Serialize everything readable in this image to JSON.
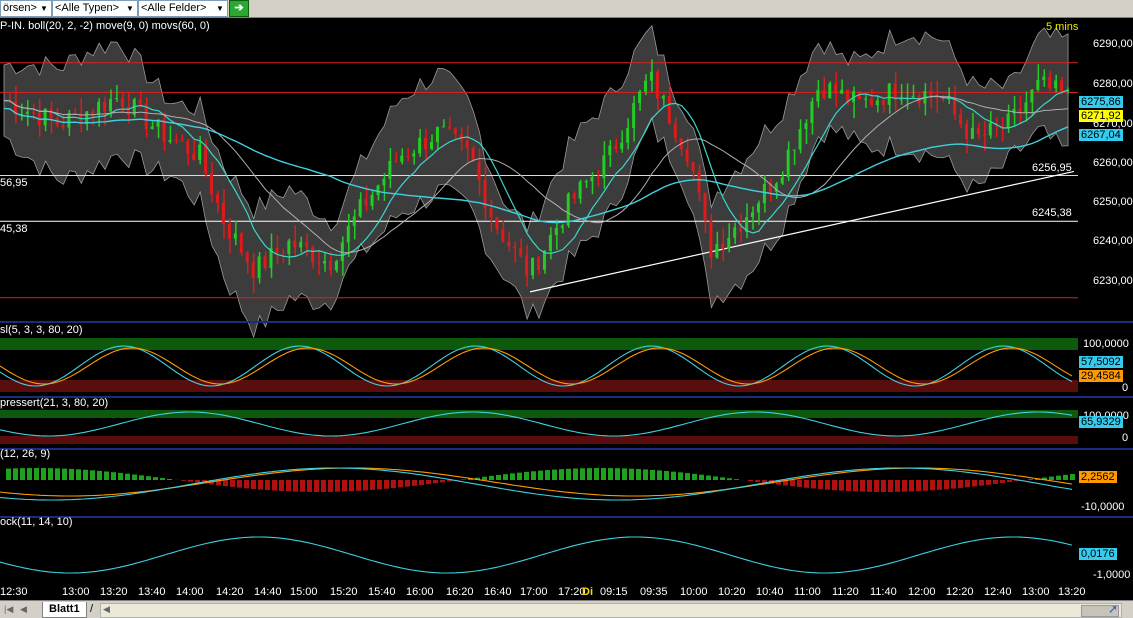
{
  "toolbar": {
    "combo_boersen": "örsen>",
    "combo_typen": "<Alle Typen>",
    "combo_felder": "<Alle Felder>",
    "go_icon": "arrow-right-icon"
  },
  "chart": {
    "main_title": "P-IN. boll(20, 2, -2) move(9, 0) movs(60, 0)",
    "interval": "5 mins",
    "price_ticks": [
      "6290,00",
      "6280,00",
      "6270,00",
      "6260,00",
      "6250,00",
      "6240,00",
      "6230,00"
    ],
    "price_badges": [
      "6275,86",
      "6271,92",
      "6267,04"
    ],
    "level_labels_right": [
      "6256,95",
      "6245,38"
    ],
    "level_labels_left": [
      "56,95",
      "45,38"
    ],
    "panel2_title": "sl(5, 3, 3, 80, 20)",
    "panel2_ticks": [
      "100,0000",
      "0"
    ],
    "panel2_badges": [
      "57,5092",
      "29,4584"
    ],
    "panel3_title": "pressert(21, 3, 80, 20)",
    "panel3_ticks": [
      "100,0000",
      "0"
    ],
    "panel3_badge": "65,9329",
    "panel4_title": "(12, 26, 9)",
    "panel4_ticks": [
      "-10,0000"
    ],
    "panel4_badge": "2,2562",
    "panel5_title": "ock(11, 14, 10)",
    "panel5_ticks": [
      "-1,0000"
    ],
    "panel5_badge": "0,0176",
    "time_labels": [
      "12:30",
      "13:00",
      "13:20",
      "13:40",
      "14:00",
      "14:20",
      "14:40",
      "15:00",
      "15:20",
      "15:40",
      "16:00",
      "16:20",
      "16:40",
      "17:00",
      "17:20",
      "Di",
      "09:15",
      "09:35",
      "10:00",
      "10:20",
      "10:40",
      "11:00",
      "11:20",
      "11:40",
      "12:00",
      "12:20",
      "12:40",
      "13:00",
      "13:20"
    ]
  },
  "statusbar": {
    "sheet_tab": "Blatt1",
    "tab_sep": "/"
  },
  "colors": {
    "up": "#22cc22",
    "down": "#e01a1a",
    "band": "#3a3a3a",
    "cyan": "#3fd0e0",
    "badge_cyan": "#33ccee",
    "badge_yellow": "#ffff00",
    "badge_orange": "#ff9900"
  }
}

:::

* Stated problem *
Looking at the entries above, how many lines contain the word "Alle"? Answer with the number alone.

* The completed task *
2